=== Objective ===
Show only lines that include "keeps".

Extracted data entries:
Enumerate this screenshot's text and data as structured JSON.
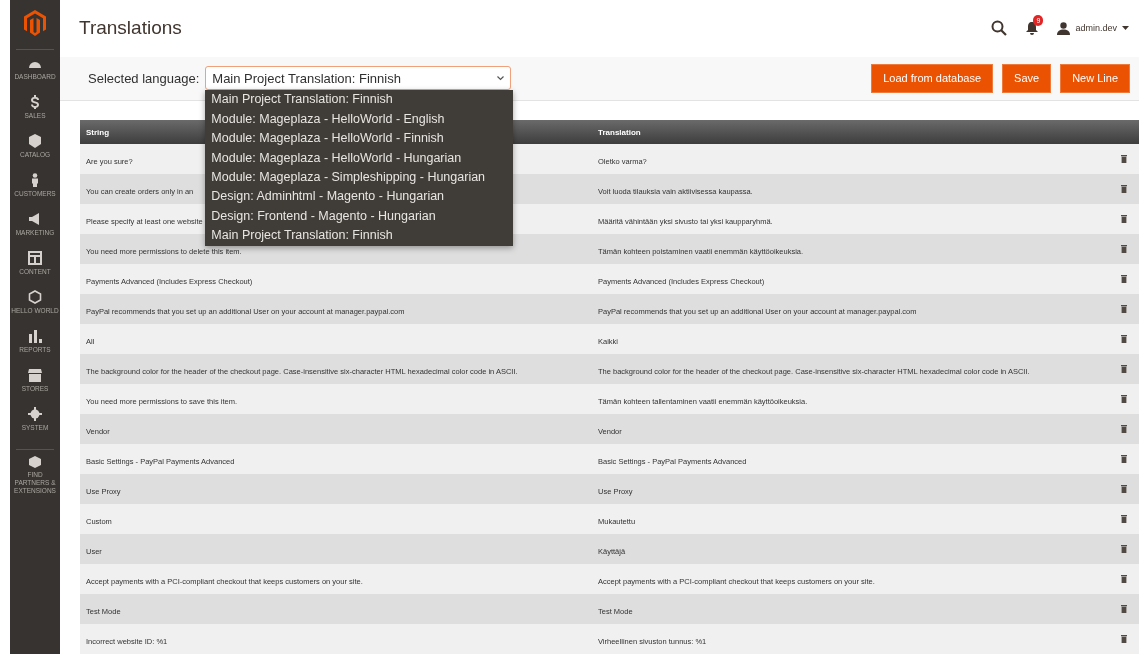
{
  "page_title": "Translations",
  "header": {
    "notification_count": "9",
    "user": "admin.dev"
  },
  "sidebar": {
    "items": [
      {
        "kind": "dashboard",
        "label": "DASHBOARD"
      },
      {
        "kind": "sales",
        "label": "SALES"
      },
      {
        "kind": "catalog",
        "label": "CATALOG"
      },
      {
        "kind": "customers",
        "label": "CUSTOMERS"
      },
      {
        "kind": "marketing",
        "label": "MARKETING"
      },
      {
        "kind": "content",
        "label": "CONTENT"
      },
      {
        "kind": "hexagon",
        "label": "HELLO WORLD"
      },
      {
        "kind": "reports",
        "label": "REPORTS"
      },
      {
        "kind": "stores",
        "label": "STORES"
      },
      {
        "kind": "system",
        "label": "SYSTEM"
      },
      {
        "kind": "partners",
        "label": "FIND PARTNERS & EXTENSIONS"
      }
    ]
  },
  "toolbar": {
    "language_label": "Selected language:",
    "language_value": "Main Project Translation: Finnish",
    "buttons": [
      "Load from database",
      "Save",
      "New Line"
    ]
  },
  "dropdown": {
    "expanded": true,
    "options": [
      {
        "label": "Main Project Translation: Finnish",
        "selected": false
      },
      {
        "label": "Module: Mageplaza - HelloWorld - English",
        "selected": false
      },
      {
        "label": "Module: Mageplaza - HelloWorld - Finnish",
        "selected": false
      },
      {
        "label": "Module: Mageplaza - HelloWorld - Hungarian",
        "selected": false
      },
      {
        "label": "Module: Mageplaza - Simpleshipping - Hungarian",
        "selected": false
      },
      {
        "label": "Design: Adminhtml - Magento - Hungarian",
        "selected": false
      },
      {
        "label": "Design: Frontend - Magento - Hungarian",
        "selected": false
      },
      {
        "label": "Main Project Translation: Finnish",
        "selected": false
      }
    ]
  },
  "table": {
    "columns": [
      "String",
      "Translation"
    ],
    "rows": [
      {
        "string": "Are you sure?",
        "translation": "Oletko varma?"
      },
      {
        "string": "You can create orders only in an",
        "translation": "Voit luoda tilauksia vain aktiivisessa kaupassa."
      },
      {
        "string": "Please specify at least one website",
        "translation": "Määritä vähintään yksi sivusto tai yksi kaupparyhmä."
      },
      {
        "string": "You need more permissions to delete this item.",
        "translation": "Tämän kohteen poistaminen vaatii enemmän käyttöoikeuksia."
      },
      {
        "string": "Payments Advanced (Includes Express Checkout)",
        "translation": "Payments Advanced (Includes Express Checkout)"
      },
      {
        "string": "PayPal recommends that you set up an additional User on your account at manager.paypal.com",
        "translation": "PayPal recommends that you set up an additional User on your account at manager.paypal.com"
      },
      {
        "string": "All",
        "translation": "Kaikki"
      },
      {
        "string": "The background color for the header of the checkout page. Case-insensitive six-character HTML hexadecimal color code in ASCII.",
        "translation": "The background color for the header of the checkout page. Case-insensitive six-character HTML hexadecimal color code in ASCII."
      },
      {
        "string": "You need more permissions to save this item.",
        "translation": "Tämän kohteen tallentaminen vaatii enemmän käyttöoikeuksia."
      },
      {
        "string": "Vendor",
        "translation": "Vendor"
      },
      {
        "string": "Basic Settings - PayPal Payments Advanced",
        "translation": "Basic Settings - PayPal Payments Advanced"
      },
      {
        "string": "Use Proxy",
        "translation": "Use Proxy"
      },
      {
        "string": "Custom",
        "translation": "Mukautettu"
      },
      {
        "string": "User",
        "translation": "Käyttäjä"
      },
      {
        "string": "Accept payments with a PCI-compliant checkout that keeps customers on your site.",
        "translation": "Accept payments with a PCI-compliant checkout that keeps customers on your site."
      },
      {
        "string": "Test Mode",
        "translation": "Test Mode"
      },
      {
        "string": "Incorrect website ID: %1",
        "translation": "Virheellinen sivuston tunnus: %1"
      }
    ]
  }
}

=== Task response ===
        "string": "Accept payments with a PCI-compliant checkout that keeps customers on your site.",
        "translation": "Accept payments with a PCI-compliant checkout that keeps customers on your site."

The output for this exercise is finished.